▸ **Aim**:
Convert the rows from the line containing "average-value: 0,95 — [340, 309, 389, 337]" through the line containing "mineral-name: Kalcium (Ca)", both ends included, into a JSON list of strings, one string per line, with blank lines omitted.

▸ **Listing**:
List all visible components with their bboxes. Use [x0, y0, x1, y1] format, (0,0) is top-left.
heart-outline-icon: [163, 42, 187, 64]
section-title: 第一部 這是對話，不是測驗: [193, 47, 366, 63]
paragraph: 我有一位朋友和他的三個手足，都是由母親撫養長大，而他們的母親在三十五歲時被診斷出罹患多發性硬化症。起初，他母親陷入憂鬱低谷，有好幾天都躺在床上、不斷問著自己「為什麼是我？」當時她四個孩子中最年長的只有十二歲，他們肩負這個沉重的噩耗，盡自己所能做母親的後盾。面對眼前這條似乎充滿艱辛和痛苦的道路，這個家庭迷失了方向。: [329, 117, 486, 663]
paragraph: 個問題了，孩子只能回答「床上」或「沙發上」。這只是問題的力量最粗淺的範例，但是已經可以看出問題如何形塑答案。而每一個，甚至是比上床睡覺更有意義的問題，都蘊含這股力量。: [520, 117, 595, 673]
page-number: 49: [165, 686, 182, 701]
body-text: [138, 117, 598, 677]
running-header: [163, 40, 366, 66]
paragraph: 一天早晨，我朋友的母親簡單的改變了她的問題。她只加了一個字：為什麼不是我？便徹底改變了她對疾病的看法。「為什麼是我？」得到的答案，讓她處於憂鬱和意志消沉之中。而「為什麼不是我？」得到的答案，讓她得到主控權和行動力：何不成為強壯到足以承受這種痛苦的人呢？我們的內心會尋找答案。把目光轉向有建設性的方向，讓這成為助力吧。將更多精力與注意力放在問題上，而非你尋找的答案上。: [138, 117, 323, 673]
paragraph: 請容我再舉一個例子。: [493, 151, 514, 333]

--

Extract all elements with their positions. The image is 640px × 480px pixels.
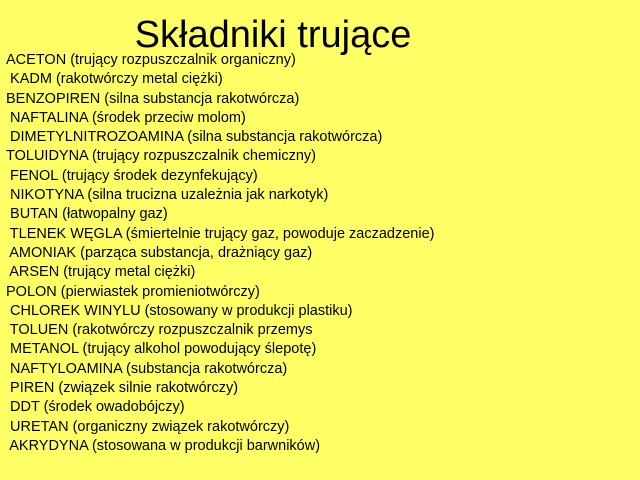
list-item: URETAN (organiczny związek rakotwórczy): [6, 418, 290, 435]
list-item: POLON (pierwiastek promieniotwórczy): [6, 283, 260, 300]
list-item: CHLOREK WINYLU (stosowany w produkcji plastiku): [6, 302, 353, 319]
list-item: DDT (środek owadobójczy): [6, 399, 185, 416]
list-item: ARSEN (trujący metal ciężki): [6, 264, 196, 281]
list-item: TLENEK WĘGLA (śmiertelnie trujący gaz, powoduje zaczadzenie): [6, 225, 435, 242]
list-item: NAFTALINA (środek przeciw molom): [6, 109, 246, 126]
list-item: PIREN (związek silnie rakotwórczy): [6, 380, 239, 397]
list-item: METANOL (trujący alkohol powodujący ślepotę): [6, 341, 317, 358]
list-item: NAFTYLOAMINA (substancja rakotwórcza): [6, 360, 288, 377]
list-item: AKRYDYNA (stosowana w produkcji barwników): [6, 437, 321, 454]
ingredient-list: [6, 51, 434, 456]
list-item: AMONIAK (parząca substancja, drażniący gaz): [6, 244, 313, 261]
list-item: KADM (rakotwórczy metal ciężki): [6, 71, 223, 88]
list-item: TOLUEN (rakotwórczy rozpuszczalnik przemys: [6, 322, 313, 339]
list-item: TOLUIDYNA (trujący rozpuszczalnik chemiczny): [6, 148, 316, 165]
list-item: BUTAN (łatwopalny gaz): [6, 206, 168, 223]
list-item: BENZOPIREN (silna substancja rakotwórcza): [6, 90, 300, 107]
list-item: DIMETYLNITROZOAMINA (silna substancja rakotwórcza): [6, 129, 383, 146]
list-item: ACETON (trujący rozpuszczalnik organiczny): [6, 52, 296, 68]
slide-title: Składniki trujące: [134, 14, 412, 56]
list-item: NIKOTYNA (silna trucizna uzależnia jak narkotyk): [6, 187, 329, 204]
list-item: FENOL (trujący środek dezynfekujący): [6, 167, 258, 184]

--

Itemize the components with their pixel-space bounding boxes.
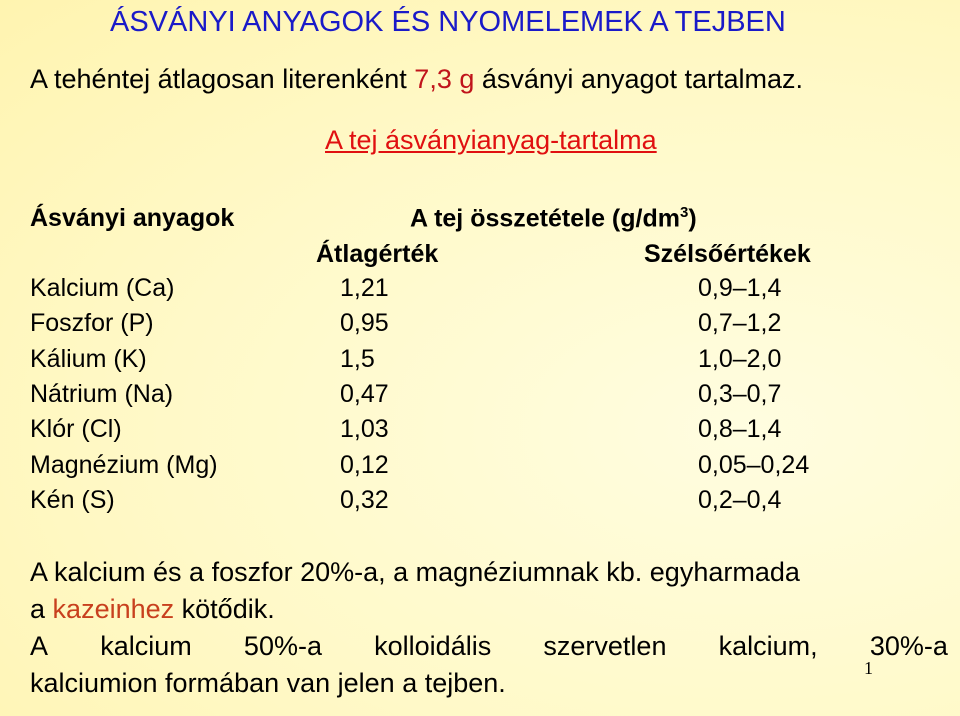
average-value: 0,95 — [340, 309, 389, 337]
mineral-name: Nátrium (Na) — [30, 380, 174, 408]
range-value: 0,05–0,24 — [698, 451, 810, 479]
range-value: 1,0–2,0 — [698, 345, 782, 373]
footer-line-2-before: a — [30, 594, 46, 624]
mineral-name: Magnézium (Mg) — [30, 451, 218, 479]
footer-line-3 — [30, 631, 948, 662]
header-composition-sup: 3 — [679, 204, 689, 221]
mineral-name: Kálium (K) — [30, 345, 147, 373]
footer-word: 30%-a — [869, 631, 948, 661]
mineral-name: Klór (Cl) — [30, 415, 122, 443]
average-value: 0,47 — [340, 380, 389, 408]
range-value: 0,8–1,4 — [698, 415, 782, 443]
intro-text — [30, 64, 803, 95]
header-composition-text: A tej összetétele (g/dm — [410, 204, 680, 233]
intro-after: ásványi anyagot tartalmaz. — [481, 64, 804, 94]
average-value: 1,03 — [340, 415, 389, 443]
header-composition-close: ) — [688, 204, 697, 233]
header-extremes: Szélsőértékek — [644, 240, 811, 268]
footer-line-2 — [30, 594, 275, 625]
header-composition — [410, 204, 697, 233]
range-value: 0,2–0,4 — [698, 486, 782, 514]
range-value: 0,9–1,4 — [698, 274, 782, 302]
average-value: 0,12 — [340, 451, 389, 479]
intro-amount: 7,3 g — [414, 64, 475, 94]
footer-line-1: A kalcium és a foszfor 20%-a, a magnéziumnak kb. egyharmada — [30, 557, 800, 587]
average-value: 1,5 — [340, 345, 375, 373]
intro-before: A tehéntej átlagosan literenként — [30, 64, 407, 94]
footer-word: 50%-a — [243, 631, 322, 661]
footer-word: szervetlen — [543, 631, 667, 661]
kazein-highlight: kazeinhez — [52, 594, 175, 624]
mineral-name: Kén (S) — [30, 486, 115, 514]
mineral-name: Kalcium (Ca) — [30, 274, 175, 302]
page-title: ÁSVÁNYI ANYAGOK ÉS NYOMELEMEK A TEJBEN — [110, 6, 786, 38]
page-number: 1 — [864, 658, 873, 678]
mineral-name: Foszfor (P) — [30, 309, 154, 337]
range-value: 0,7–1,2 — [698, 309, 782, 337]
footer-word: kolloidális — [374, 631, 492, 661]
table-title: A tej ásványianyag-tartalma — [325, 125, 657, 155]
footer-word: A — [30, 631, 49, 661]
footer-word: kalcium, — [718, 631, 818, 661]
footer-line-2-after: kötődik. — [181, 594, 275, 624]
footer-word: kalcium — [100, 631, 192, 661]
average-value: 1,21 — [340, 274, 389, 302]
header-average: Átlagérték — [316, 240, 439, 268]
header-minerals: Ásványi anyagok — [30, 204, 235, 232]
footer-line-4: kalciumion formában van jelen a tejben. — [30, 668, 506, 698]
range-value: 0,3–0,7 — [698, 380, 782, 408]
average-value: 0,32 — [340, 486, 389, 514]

▸ **Task answer**:
[
  "average-value: 0,95 — [340, 309, 389, 337]",
  "mineral-name: Nátrium (Na) — [30, 380, 174, 408]",
  "range-value: 0,05–0,24 — [698, 451, 810, 479]",
  "range-value: 1,0–2,0 — [698, 345, 782, 373]",
  "footer-line-2-before: a — [30, 594, 46, 624]",
  "mineral-name: Magnézium (Mg) — [30, 451, 218, 479]",
  "footer-line-3 — [30, 631, 948, 662]",
  "header-composition-sup: 3 — [679, 204, 689, 221]",
  "mineral-name: Kálium (K) — [30, 345, 147, 373]",
  "footer-word: 30%-a — [869, 631, 948, 661]",
  "mineral-name: Klór (Cl) — [30, 415, 122, 443]",
  "average-value: 0,47 — [340, 380, 389, 408]",
  "range-value: 0,8–1,4 — [698, 415, 782, 443]",
  "intro-text — [30, 64, 803, 95]",
  "header-composition-text: A tej összetétele (g/dm — [410, 204, 680, 233]",
  "intro-after: ásványi anyagot tartalmaz. — [481, 64, 804, 94]",
  "average-value: 1,03 — [340, 415, 389, 443]",
  "header-composition-close: ) — [688, 204, 697, 233]",
  "header-extremes: Szélsőértékek — [644, 240, 811, 268]",
  "footer-line-2 — [30, 594, 275, 625]",
  "header-composition — [410, 204, 697, 233]",
  "range-value: 0,2–0,4 — [698, 486, 782, 514]",
  "range-value: 0,9–1,4 — [698, 274, 782, 302]",
  "average-value: 0,12 — [340, 451, 389, 479]",
  "intro-amount: 7,3 g — [414, 64, 475, 94]",
  "footer-line-1: A kalcium és a foszfor 20%-a, a magnéziumnak kb. egyharmada — [30, 557, 800, 587]",
  "average-value: 1,5 — [340, 345, 375, 373]",
  "intro-before: A tehéntej átlagosan literenként — [30, 64, 407, 94]",
  "footer-word: 50%-a — [243, 631, 322, 661]",
  "footer-word: szervetlen — [543, 631, 667, 661]",
  "kazein-highlight: kazeinhez — [52, 594, 175, 624]",
  "mineral-name: Kén (S) — [30, 486, 115, 514]",
  "mineral-name: Kalcium (Ca) — [30, 274, 175, 302]"
]